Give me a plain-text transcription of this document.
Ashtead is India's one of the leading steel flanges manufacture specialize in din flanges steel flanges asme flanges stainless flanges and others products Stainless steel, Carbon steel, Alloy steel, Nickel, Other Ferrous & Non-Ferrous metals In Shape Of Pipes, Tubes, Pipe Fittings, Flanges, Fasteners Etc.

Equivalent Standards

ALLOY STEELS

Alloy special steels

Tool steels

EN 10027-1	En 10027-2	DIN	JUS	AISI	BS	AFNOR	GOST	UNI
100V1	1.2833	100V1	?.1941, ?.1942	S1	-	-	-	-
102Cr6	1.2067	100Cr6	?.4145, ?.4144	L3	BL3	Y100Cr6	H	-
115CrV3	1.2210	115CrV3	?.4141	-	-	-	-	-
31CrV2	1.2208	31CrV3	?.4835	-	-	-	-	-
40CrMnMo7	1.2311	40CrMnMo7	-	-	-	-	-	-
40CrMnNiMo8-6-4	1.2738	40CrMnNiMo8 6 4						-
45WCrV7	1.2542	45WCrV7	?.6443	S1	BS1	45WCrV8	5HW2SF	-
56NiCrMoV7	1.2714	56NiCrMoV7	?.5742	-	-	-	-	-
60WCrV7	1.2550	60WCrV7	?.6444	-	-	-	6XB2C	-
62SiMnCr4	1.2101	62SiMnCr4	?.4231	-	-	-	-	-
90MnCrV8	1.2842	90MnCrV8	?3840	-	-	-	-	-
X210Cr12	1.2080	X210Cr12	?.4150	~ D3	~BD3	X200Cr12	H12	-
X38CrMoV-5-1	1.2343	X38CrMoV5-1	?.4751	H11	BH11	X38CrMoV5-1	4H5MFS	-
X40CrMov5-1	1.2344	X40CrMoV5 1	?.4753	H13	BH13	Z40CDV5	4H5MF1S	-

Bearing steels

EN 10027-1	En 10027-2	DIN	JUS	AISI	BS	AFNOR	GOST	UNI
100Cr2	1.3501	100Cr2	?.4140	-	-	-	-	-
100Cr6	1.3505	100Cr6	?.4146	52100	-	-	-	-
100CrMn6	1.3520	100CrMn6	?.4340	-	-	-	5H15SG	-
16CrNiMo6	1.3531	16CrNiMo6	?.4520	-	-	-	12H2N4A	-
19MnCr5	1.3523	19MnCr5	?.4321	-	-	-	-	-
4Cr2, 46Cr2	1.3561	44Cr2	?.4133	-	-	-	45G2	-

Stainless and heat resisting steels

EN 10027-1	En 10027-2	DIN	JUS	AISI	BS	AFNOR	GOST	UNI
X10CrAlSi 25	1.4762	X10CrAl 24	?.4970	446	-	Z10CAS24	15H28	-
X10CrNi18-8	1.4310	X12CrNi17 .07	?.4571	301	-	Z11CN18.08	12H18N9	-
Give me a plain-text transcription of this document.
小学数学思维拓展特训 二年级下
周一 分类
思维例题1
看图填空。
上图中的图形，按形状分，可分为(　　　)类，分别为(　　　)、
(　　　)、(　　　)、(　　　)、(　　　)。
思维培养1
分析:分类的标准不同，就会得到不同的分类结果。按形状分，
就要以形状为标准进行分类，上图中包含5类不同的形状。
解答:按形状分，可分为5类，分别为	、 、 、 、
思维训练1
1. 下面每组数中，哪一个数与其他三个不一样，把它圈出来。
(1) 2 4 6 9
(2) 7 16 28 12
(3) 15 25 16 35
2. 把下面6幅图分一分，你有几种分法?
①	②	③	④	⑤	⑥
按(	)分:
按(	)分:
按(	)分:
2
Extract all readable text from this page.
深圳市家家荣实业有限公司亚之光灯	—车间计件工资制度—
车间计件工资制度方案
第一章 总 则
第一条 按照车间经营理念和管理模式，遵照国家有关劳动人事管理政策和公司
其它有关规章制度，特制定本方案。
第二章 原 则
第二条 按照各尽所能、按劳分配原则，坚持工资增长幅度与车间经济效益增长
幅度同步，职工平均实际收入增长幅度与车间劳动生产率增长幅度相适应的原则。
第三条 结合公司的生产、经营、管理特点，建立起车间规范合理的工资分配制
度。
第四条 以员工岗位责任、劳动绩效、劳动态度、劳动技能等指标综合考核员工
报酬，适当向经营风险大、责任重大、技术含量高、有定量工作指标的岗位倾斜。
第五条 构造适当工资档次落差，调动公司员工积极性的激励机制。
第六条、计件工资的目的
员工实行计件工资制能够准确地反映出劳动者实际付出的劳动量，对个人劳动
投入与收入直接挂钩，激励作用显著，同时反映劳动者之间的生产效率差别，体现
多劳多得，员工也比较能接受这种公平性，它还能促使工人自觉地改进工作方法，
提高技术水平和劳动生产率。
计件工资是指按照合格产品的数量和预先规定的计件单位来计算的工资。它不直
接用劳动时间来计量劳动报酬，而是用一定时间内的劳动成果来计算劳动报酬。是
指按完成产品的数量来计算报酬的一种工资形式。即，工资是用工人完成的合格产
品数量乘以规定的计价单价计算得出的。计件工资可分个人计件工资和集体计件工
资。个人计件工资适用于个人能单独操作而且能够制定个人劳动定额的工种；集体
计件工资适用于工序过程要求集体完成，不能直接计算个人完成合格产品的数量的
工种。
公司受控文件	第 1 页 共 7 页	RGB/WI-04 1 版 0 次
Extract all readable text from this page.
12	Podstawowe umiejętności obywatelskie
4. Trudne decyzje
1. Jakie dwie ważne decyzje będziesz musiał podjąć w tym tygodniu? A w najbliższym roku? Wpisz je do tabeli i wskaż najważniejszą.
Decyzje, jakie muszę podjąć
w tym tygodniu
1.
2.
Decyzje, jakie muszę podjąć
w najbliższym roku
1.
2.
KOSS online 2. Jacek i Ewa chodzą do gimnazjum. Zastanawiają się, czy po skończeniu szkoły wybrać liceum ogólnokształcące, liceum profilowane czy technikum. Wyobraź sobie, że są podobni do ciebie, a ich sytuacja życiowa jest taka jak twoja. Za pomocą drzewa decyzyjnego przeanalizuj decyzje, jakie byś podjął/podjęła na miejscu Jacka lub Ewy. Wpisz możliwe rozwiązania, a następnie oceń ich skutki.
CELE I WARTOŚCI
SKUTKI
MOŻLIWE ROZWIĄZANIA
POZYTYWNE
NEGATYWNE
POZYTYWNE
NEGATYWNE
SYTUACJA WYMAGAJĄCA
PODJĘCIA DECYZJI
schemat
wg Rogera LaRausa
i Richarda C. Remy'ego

#### Work to be completed
Repeat the listing exactly, from its first line to its last.

#### Reply
Give me a plain-text transcription of this document.
Ashtead is India's one of the leading steel flanges manufacture specialize in din flanges steel flanges asme flanges stainless flanges and others products Stainless steel, Carbon steel, Alloy steel, Nickel, Other Ferrous & Non-Ferrous metals In Shape Of Pipes, Tubes, Pipe Fittings, Flanges, Fasteners Etc.

Equivalent Standards

ALLOY STEELS

Alloy special steels

Tool steels

EN 10027-1	En 10027-2	DIN	JUS	AISI	BS	AFNOR	GOST	UNI
100V1	1.2833	100V1	?.1941, ?.1942	S1	-	-	-	-
102Cr6	1.2067	100Cr6	?.4145, ?.4144	L3	BL3	Y100Cr6	H	-
115CrV3	1.2210	115CrV3	?.4141	-	-	-	-	-
31CrV2	1.2208	31CrV3	?.4835	-	-	-	-	-
40CrMnMo7	1.2311	40CrMnMo7	-	-	-	-	-	-
40CrMnNiMo8-6-4	1.2738	40CrMnNiMo8 6 4						-
45WCrV7	1.2542	45WCrV7	?.6443	S1	BS1	45WCrV8	5HW2SF	-
56NiCrMoV7	1.2714	56NiCrMoV7	?.5742	-	-	-	-	-
60WCrV7	1.2550	60WCrV7	?.6444	-	-	-	6XB2C	-
62SiMnCr4	1.2101	62SiMnCr4	?.4231	-	-	-	-	-
90MnCrV8	1.2842	90MnCrV8	?3840	-	-	-	-	-
X210Cr12	1.2080	X210Cr12	?.4150	~ D3	~BD3	X200Cr12	H12	-
X38CrMoV-5-1	1.2343	X38CrMoV5-1	?.4751	H11	BH11	X38CrMoV5-1	4H5MFS	-
X40CrMov5-1	1.2344	X40CrMoV5 1	?.4753	H13	BH13	Z40CDV5	4H5MF1S	-

Bearing steels

EN 10027-1	En 10027-2	DIN	JUS	AISI	BS	AFNOR	GOST	UNI
100Cr2	1.3501	100Cr2	?.4140	-	-	-	-	-
100Cr6	1.3505	100Cr6	?.4146	52100	-	-	-	-
100CrMn6	1.3520	100CrMn6	?.4340	-	-	-	5H15SG	-
16CrNiMo6	1.3531	16CrNiMo6	?.4520	-	-	-	12H2N4A	-
19MnCr5	1.3523	19MnCr5	?.4321	-	-	-	-	-
4Cr2, 46Cr2	1.3561	44Cr2	?.4133	-	-	-	45G2	-

Stainless and heat resisting steels

EN 10027-1	En 10027-2	DIN	JUS	AISI	BS	AFNOR	GOST	UNI
X10CrAlSi 25	1.4762	X10CrAl 24	?.4970	446	-	Z10CAS24	15H28	-
X10CrNi18-8	1.4310	X12CrNi17 .07	?.4571	301	-	Z11CN18.08	12H18N9	-
Give me a plain-text transcription of this document.
小学数学思维拓展特训 二年级下
周一 分类
思维例题1
看图填空。
上图中的图形，按形状分，可分为(　　　)类，分别为(　　　)、
(　　　)、(　　　)、(　　　)、(　　　)。
思维培养1
分析:分类的标准不同，就会得到不同的分类结果。按形状分，
就要以形状为标准进行分类，上图中包含5类不同的形状。
解答:按形状分，可分为5类，分别为	、 、 、 、
思维训练1
1. 下面每组数中，哪一个数与其他三个不一样，把它圈出来。
(1) 2 4 6 9
(2) 7 16 28 12
(3) 15 25 16 35
2. 把下面6幅图分一分，你有几种分法?
①	②	③	④	⑤	⑥
按(	)分:
按(	)分:
按(	)分:
2
Extract all readable text from this page.
深圳市家家荣实业有限公司亚之光灯	—车间计件工资制度—
车间计件工资制度方案
第一章 总 则
第一条 按照车间经营理念和管理模式，遵照国家有关劳动人事管理政策和公司
其它有关规章制度，特制定本方案。
第二章 原 则
第二条 按照各尽所能、按劳分配原则，坚持工资增长幅度与车间经济效益增长
幅度同步，职工平均实际收入增长幅度与车间劳动生产率增长幅度相适应的原则。
第三条 结合公司的生产、经营、管理特点，建立起车间规范合理的工资分配制
度。
第四条 以员工岗位责任、劳动绩效、劳动态度、劳动技能等指标综合考核员工
报酬，适当向经营风险大、责任重大、技术含量高、有定量工作指标的岗位倾斜。
第五条 构造适当工资档次落差，调动公司员工积极性的激励机制。
第六条、计件工资的目的
员工实行计件工资制能够准确地反映出劳动者实际付出的劳动量，对个人劳动
投入与收入直接挂钩，激励作用显著，同时反映劳动者之间的生产效率差别，体现
多劳多得，员工也比较能接受这种公平性，它还能促使工人自觉地改进工作方法，
提高技术水平和劳动生产率。
计件工资是指按照合格产品的数量和预先规定的计件单位来计算的工资。它不直
接用劳动时间来计量劳动报酬，而是用一定时间内的劳动成果来计算劳动报酬。是
指按完成产品的数量来计算报酬的一种工资形式。即，工资是用工人完成的合格产
品数量乘以规定的计价单价计算得出的。计件工资可分个人计件工资和集体计件工
资。个人计件工资适用于个人能单独操作而且能够制定个人劳动定额的工种；集体
计件工资适用于工序过程要求集体完成，不能直接计算个人完成合格产品的数量的
工种。
公司受控文件	第 1 页 共 7 页	RGB/WI-04 1 版 0 次
Extract all readable text from this page.
12	Podstawowe umiejętności obywatelskie
4. Trudne decyzje
1. Jakie dwie ważne decyzje będziesz musiał podjąć w tym tygodniu? A w najbliższym roku? Wpisz je do tabeli i wskaż najważniejszą.
Decyzje, jakie muszę podjąć
w tym tygodniu
1.
2.
Decyzje, jakie muszę podjąć
w najbliższym roku
1.
2.
KOSS online 2. Jacek i Ewa chodzą do gimnazjum. Zastanawiają się, czy po skończeniu szkoły wybrać liceum ogólnokształcące, liceum profilowane czy technikum. Wyobraź sobie, że są podobni do ciebie, a ich sytuacja życiowa jest taka jak twoja. Za pomocą drzewa decyzyjnego przeanalizuj decyzje, jakie byś podjął/podjęła na miejscu Jacka lub Ewy. Wpisz możliwe rozwiązania, a następnie oceń ich skutki.
CELE I WARTOŚCI
SKUTKI
MOŻLIWE ROZWIĄZANIA
POZYTYWNE
NEGATYWNE
POZYTYWNE
NEGATYWNE
SYTUACJA WYMAGAJĄCA
PODJĘCIA DECYZJI
schemat
wg Rogera LaRausa
i Richarda C. Remy'ego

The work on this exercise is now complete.